**ACTIVITIES**
(1) Check each statement against the Duma report and answer yes or no, quoting the words from the report that decide it.
(a) The alleged chemical attack in Duma took place on April 7.
(b) The Syrian Foreign Ministry accepted the allegations.
(c) The reporter spoke to around 10 residents.
(2) Answer these questions using the Duma report.
(a) Which news network did the reporters come from?
(b) Who showed video of people being hosed down?
(c) How far was the neighborhood from where the attack supposedly happened?
(3) Carry on the Duma report from the point where it stops.

Reporters from the One America News Network have visited the Syrian town of Duma, located in Damascus’ suburbs, where, according to the U.S. and its allies, a chemical attack took place on April 7, and found no evidence that could prove these claims.

The situation around Syria escalated in recent months as several media outlets, citing Syrian militants, accused Damascus of using chemical weapons in Duma.

The Syrian Foreign Ministry rejected the allegations, adding that the use of chemical weapons in the Damascus suburb may have been planned by terrorist groups.

“We got to speak to the residents in the area. We’ve been even able to visit the hospital, where the White Helmets showed video of people being hosed down.

“We were brought to one of the neighborhoods close to where the attack allegedly happened. I spoke to a number of residents there, probably around 10 residents and this is about block and half away from where the attack supposedly happened.

(Structured page parsing records)
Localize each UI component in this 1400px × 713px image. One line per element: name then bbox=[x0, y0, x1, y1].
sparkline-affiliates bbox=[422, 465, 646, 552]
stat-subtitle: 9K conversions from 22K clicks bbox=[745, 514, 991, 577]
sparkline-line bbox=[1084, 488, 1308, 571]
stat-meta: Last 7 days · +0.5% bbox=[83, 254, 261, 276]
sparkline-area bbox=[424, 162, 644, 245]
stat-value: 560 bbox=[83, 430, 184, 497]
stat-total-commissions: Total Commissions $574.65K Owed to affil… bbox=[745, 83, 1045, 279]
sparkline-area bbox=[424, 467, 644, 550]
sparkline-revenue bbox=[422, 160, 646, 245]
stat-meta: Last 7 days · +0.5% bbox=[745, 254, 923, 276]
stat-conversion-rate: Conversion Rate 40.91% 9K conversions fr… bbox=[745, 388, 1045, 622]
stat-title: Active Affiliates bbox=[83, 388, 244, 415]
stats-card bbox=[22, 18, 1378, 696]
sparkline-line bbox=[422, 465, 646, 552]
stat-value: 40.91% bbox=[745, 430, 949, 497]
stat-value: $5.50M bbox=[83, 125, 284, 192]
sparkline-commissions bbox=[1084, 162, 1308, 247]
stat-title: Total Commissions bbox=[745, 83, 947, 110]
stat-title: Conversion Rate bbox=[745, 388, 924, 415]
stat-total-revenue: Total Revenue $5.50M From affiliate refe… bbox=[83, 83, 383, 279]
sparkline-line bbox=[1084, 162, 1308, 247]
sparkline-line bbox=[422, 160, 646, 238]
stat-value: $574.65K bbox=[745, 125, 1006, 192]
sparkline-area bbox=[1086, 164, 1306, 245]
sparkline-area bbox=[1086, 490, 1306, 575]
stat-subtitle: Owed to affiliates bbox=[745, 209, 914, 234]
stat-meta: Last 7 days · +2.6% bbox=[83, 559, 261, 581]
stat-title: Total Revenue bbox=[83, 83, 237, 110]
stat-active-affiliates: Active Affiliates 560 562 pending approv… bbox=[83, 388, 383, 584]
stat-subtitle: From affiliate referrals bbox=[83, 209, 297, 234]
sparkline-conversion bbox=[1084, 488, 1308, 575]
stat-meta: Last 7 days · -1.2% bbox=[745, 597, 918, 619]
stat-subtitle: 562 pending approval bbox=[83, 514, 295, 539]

**ANSWERS BY ITEM**
(1)
(a) Yes: "a chemical attack took place on April 7"
(b) No: "The Syrian Foreign Ministry rejected the allegations"
(c) Yes: "probably around 10 residents"

(2)
(a) The One America News Network
(b) The White Helmets
(c) About a block and a half away

(3)
“Not one of the people that I spoke to in that neighbourhood said that they had seen or heard anything about the chemical attack on that day.

“They said that they were going about the normal business,” Pearson Sharp, a One America News Network reporter, said.

The reporters then went to other areas in Duma in order to speak to more people and managed to interview about 30 to 40 random civilians about the alleged chemical attack.
“Consistently, not one person in the entire town that we talked to said that they had seen or heard anything about a chemical attack.

“They said that they’ve lived there from seven to 15 years, some of them, so they are long-time residents of the area, many of them were very close to the site that was the allegedly attacked on that day,” Mr Sharp underlined.

Asked about what the “chemical attack was,” all of the Duma residents who were surveyed replied that it was staged by the rebels who had occupied the town at that time.

These same people called the incident “a fabrication and hoax” staged by the rebels in order to distract the Syrian army so that they could escape from the town, according to the broadcaster.
According to Aol, a British journalist who interviewed a doctor in the Syrian town of Douma claims he told him there was no evidence of a chemical attack.

Dr Assim Rahaibani, 58, said the video showing children gasping for breath – which triggered the weekend bombing campaign by the UK, US and France – is genuine.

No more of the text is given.